[Collected data]
● ● ● ●
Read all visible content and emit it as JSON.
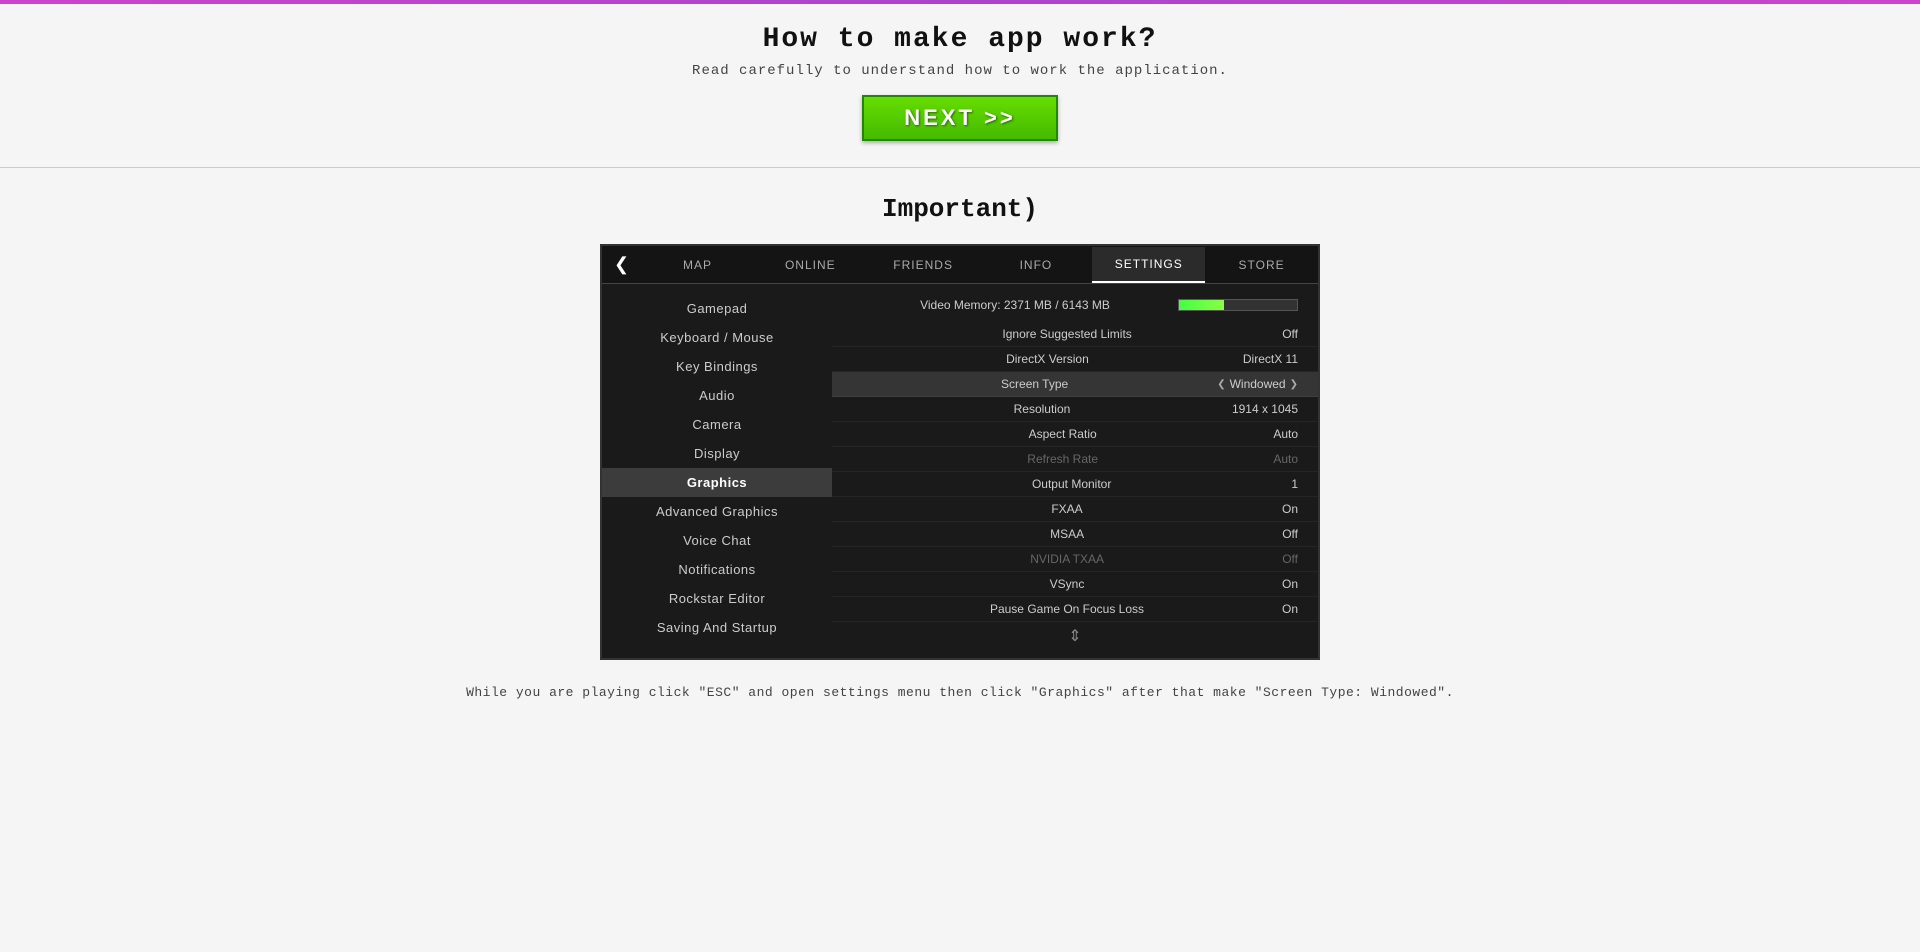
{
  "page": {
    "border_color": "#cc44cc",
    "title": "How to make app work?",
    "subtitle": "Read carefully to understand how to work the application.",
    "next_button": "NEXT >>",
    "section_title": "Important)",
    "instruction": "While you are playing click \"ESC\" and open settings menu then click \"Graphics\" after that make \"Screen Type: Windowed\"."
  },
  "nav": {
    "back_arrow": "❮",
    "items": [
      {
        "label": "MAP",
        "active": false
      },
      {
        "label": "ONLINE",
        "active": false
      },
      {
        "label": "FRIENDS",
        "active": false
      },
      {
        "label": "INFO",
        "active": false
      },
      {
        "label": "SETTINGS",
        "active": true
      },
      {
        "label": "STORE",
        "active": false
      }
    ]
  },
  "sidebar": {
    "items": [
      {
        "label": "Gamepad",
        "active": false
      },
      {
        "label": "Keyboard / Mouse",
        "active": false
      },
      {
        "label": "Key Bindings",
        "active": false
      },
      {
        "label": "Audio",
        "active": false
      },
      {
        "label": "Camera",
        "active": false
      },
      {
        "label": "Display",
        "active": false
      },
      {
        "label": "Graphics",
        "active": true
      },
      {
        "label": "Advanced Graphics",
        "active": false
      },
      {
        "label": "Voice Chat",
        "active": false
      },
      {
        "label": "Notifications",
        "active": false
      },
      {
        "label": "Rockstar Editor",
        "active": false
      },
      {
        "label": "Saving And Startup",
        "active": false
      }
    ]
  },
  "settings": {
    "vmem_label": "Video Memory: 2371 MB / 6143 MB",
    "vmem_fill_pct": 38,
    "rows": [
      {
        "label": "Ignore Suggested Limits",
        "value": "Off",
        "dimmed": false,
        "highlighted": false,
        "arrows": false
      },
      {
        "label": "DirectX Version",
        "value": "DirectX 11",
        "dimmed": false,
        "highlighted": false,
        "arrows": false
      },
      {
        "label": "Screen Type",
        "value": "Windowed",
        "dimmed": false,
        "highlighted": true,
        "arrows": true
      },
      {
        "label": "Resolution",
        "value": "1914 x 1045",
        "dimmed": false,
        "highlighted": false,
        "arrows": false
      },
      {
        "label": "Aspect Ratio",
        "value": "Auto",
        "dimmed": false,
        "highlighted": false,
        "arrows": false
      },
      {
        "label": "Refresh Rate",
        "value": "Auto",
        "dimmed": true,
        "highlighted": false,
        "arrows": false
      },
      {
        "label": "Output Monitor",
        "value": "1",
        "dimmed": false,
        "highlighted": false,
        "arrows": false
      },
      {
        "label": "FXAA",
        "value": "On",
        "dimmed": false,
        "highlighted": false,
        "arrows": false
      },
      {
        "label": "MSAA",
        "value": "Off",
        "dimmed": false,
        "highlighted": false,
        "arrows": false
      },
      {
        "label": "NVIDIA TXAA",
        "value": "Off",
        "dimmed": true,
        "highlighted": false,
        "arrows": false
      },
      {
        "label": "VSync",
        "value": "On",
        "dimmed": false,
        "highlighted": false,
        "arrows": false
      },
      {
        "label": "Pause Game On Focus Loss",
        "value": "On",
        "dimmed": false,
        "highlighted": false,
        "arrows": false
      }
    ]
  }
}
● ● ● ●
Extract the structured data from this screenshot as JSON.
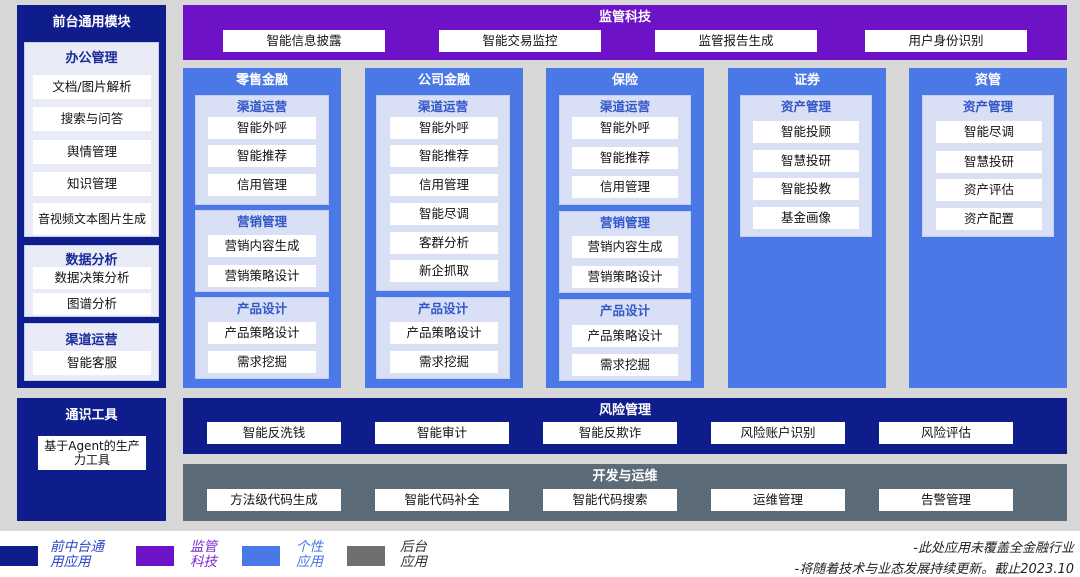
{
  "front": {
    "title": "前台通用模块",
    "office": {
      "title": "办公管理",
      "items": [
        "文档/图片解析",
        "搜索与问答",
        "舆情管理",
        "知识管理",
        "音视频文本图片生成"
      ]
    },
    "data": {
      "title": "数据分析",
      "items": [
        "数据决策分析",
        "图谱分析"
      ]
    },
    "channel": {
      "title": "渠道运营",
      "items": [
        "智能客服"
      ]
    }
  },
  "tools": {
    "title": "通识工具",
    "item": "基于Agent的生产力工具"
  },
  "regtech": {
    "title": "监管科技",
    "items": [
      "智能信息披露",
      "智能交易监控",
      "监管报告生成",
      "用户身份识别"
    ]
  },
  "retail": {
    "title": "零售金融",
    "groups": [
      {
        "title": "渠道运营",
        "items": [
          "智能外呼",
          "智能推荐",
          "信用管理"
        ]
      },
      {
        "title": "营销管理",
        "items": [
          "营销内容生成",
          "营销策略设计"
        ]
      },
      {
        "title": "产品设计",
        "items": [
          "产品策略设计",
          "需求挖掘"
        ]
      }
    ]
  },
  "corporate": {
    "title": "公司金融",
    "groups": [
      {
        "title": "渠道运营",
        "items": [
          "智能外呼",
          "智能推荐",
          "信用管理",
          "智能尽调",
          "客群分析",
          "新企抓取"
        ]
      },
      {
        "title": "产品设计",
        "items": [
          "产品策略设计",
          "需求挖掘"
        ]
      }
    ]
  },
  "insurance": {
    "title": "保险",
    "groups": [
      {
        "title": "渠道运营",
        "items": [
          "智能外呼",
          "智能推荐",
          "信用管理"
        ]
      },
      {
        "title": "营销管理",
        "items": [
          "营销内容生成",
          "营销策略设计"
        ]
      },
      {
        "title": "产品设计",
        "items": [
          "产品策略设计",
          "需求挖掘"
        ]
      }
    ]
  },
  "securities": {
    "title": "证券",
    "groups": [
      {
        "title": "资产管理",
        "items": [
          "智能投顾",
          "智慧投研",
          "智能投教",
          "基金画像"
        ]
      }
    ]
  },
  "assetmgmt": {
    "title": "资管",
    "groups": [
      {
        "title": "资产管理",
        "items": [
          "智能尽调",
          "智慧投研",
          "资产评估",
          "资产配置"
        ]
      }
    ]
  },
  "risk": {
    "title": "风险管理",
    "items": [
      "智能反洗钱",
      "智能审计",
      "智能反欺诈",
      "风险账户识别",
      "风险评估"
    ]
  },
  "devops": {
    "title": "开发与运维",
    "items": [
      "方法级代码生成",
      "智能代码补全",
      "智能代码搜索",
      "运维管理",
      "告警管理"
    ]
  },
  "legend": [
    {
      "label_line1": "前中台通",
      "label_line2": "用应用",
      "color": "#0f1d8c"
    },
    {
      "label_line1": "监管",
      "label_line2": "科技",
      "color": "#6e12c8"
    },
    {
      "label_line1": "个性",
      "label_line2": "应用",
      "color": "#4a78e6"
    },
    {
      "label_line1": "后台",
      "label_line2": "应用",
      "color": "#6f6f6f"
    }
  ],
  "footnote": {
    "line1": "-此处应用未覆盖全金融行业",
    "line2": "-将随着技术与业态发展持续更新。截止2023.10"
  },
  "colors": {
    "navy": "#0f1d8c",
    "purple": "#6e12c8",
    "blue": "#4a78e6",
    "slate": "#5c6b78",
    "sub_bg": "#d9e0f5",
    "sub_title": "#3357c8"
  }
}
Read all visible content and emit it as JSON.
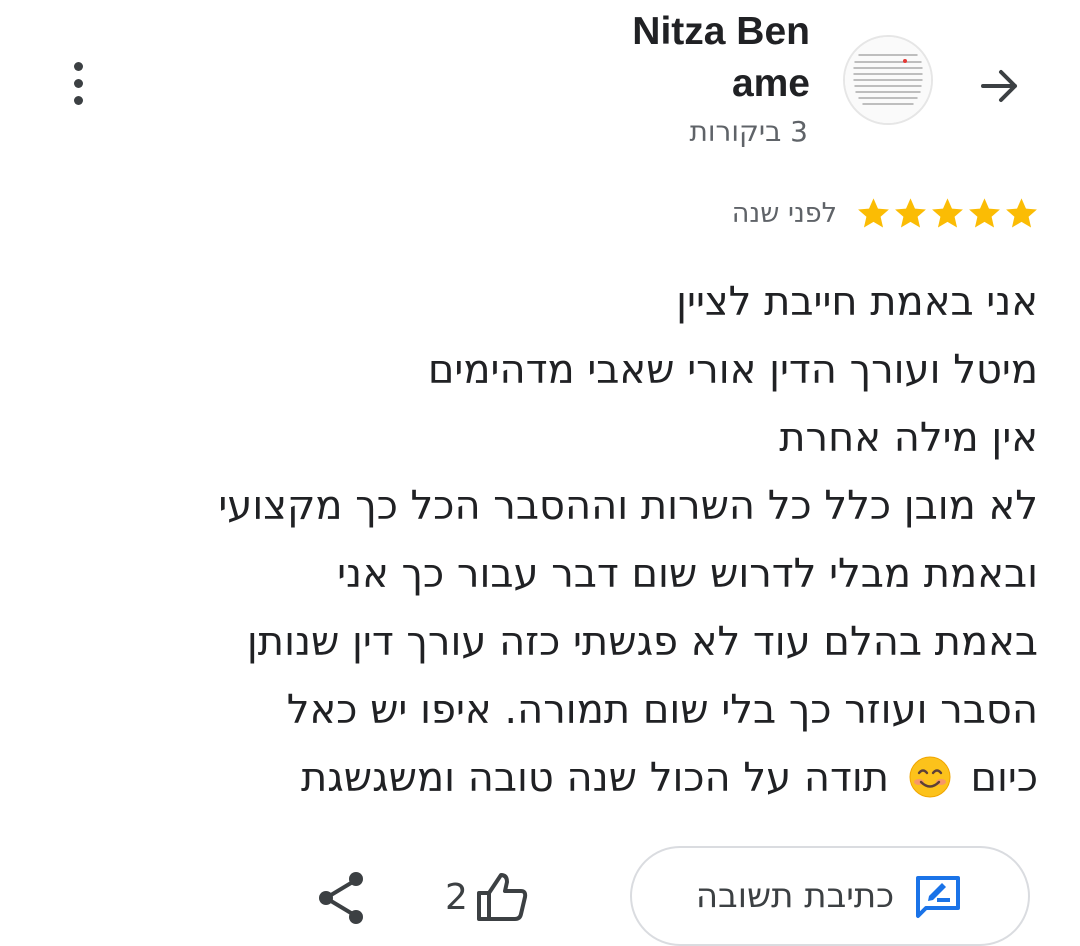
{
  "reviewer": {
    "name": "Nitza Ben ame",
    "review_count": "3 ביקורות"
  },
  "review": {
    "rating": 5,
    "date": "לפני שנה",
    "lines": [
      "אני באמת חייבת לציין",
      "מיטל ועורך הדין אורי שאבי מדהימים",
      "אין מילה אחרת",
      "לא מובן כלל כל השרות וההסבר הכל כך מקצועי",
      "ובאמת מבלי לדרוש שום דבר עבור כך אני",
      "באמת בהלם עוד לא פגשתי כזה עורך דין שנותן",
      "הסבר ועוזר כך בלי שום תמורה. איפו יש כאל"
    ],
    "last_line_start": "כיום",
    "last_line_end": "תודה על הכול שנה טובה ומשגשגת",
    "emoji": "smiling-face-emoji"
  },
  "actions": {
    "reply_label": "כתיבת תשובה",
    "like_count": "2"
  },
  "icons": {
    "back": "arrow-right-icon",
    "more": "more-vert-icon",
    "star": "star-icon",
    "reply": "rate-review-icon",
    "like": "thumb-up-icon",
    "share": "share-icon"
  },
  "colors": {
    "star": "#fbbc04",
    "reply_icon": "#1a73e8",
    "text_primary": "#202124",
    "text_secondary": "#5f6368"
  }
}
● ● ● ●
Select every line in the records above that contains the word "Windowed".

    "instruction": "While you are playing click \"ESC\" and open settings menu then click \"Graphics\" after that make \"Screen Type: Windowed\"."
        "value": "Windowed",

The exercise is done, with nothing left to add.